→ **What you are asked to do**
From the entries that follow, gather each line holding the word "Lifetime".

[Figure collection entries]
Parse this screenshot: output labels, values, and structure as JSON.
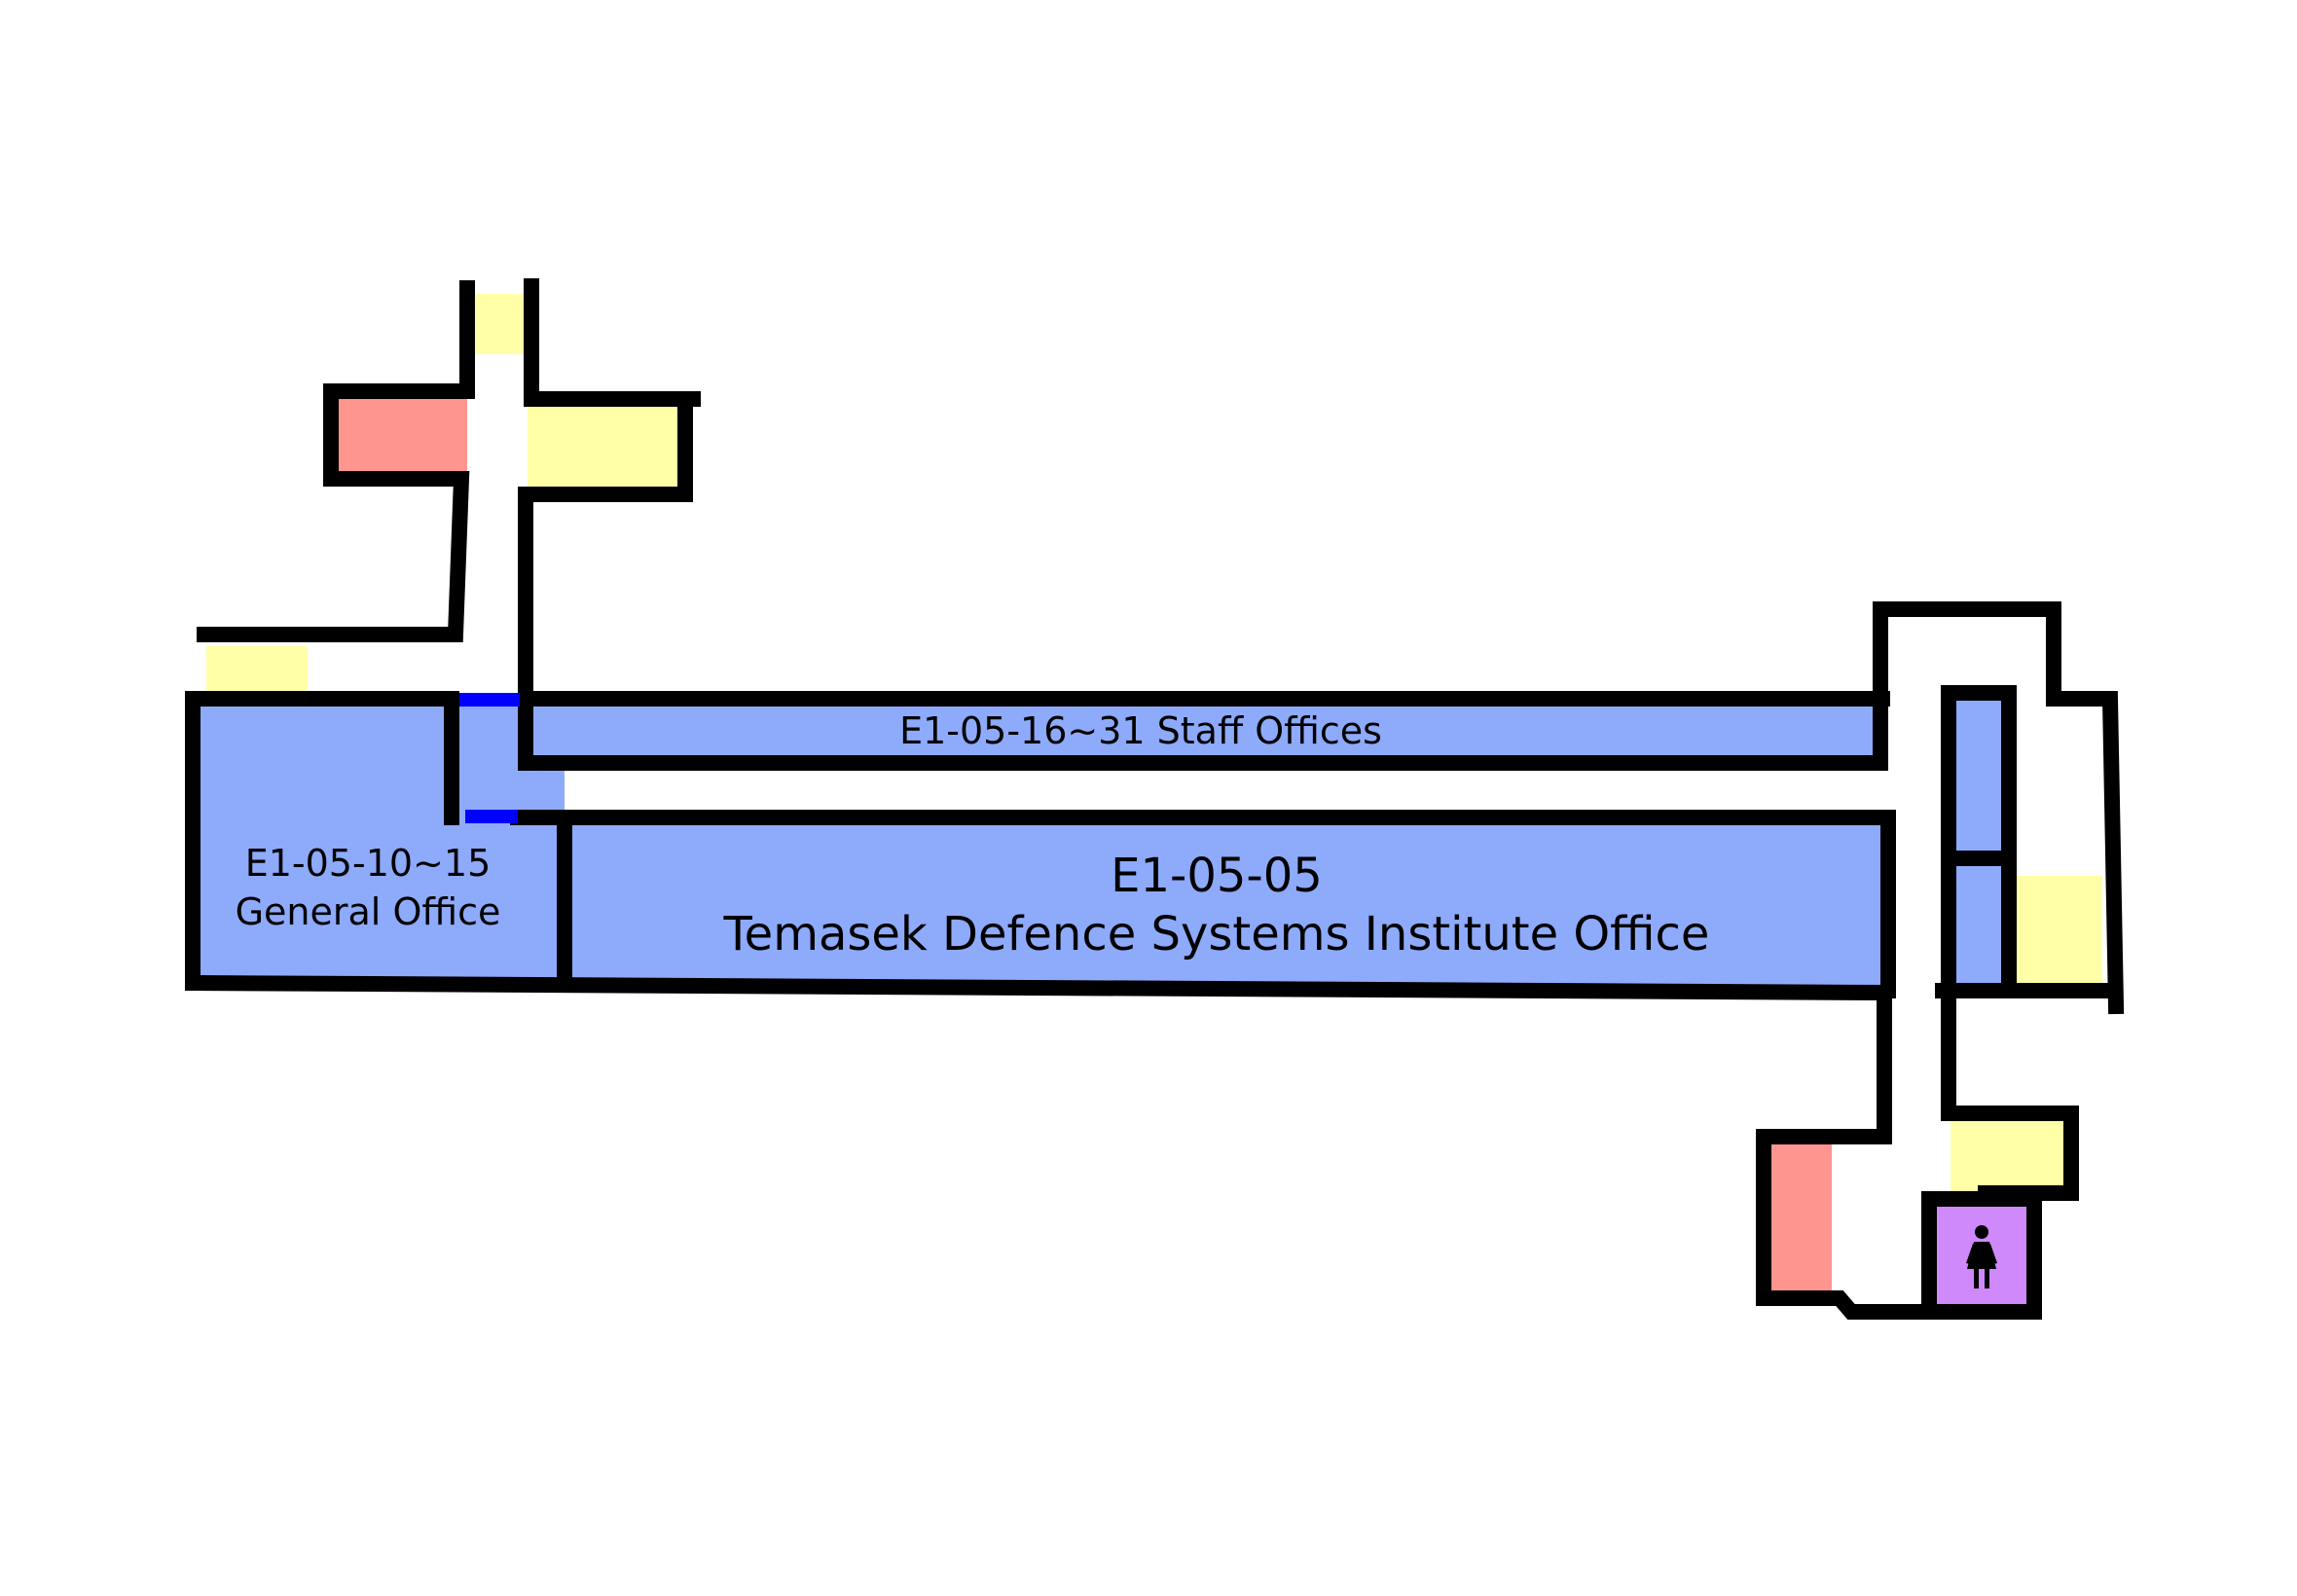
{
  "colors": {
    "office": "#8eaafb",
    "stairs": "#ffffa8",
    "service": "#ff958f",
    "restroom": "#cf89fa",
    "door": "#0000ff",
    "wall": "#000000",
    "background": "#ffffff"
  },
  "rooms": {
    "staff_offices": {
      "label": "E1-05-16~31 Staff Offices"
    },
    "general_office": {
      "line1": "E1-05-10~15",
      "line2": "General Office"
    },
    "institute_office": {
      "line1": "E1-05-05",
      "line2": "Temasek Defence Systems Institute Office"
    }
  },
  "icons": {
    "restroom": "female-restroom-icon"
  }
}
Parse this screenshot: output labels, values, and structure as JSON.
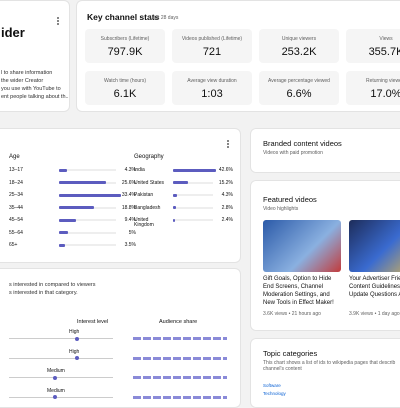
{
  "intro_card": {
    "title": "ider",
    "lines": [
      "l to share information",
      "the wider Creator",
      "you use with YouTube to",
      "ent people talking about th..."
    ]
  },
  "key_stats": {
    "title": "Key channel stats",
    "subtitle": "Last 28 days",
    "stats": [
      {
        "label": "Subscribers (Lifetime)",
        "value": "797.9K"
      },
      {
        "label": "Videos published (Lifetime)",
        "value": "721"
      },
      {
        "label": "Unique viewers",
        "value": "253.2K"
      },
      {
        "label": "Views",
        "value": "355.7K"
      },
      {
        "label": "Watch time (hours)",
        "value": "6.1K"
      },
      {
        "label": "Average view duration",
        "value": "1:03"
      },
      {
        "label": "Average percentage viewed",
        "value": "6.6%"
      },
      {
        "label": "Returning viewers",
        "value": "17.0%"
      }
    ]
  },
  "demographics": {
    "age": {
      "title": "Age",
      "rows": [
        {
          "label": "13–17",
          "value": 4.3,
          "value_label": "4.3%"
        },
        {
          "label": "18–24",
          "value": 25.6,
          "value_label": "25.6%"
        },
        {
          "label": "25–34",
          "value": 33.4,
          "value_label": "33.4%"
        },
        {
          "label": "35–44",
          "value": 18.8,
          "value_label": "18.8%"
        },
        {
          "label": "45–54",
          "value": 9.4,
          "value_label": "9.4%"
        },
        {
          "label": "55–64",
          "value": 5,
          "value_label": "5%"
        },
        {
          "label": "65+",
          "value": 3.5,
          "value_label": "3.5%"
        }
      ]
    },
    "geography": {
      "title": "Geography",
      "rows": [
        {
          "label": "India",
          "value": 42.6,
          "value_label": "42.6%"
        },
        {
          "label": "United States",
          "value": 15.2,
          "value_label": "15.2%"
        },
        {
          "label": "Pakistan",
          "value": 4.3,
          "value_label": "4.3%"
        },
        {
          "label": "Bangladesh",
          "value": 2.8,
          "value_label": "2.8%"
        },
        {
          "label": "United Kingdom",
          "value": 2.4,
          "value_label": "2.4%"
        }
      ]
    }
  },
  "interests": {
    "lines": [
      "s interested in compared to viewers",
      "s interested in that category."
    ],
    "columns": [
      "Interest level",
      "Audience share"
    ],
    "levels": [
      "High",
      "High",
      "Medium",
      "Medium"
    ]
  },
  "branded": {
    "title": "Branded content videos",
    "subtitle": "Videos with paid promotion"
  },
  "featured": {
    "title": "Featured videos",
    "subtitle": "Video highlights",
    "videos": [
      {
        "title": "Gift Goals, Option to Hide End Screens, Channel Moderation Settings, and New Tools in Effect Maker!",
        "meta": "3.6K views • 21 hours ago"
      },
      {
        "title": "Your Advertiser Friend Content Guidelines Pr Update Questions An...",
        "meta": "3.9K views • 1 day ago"
      }
    ]
  },
  "topics": {
    "title": "Topic categories",
    "description": "This chart shows a list of ids to wikipedia pages that describ channel's content",
    "items": [
      "Software",
      "Technology"
    ]
  }
}
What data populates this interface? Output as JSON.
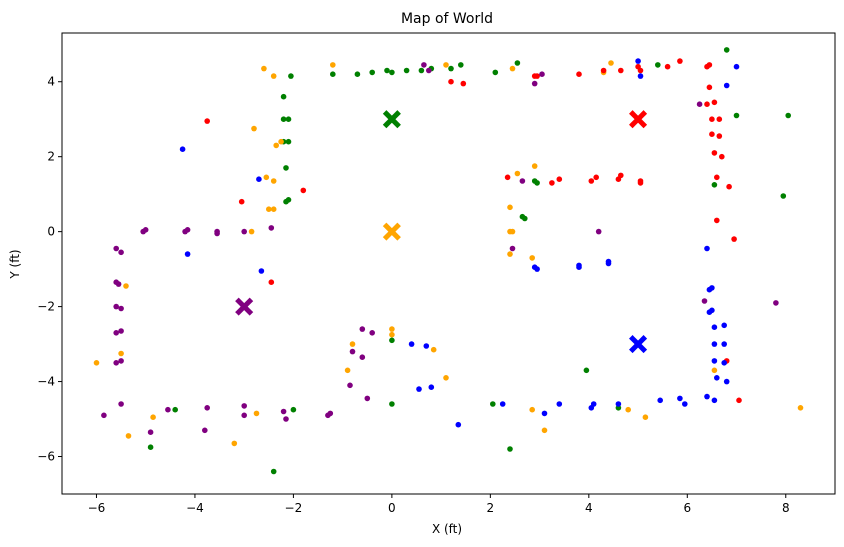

→ **Full response**
        "label": "Subscribers (Lifetime)",
        "label": "Videos published (Lifetime)",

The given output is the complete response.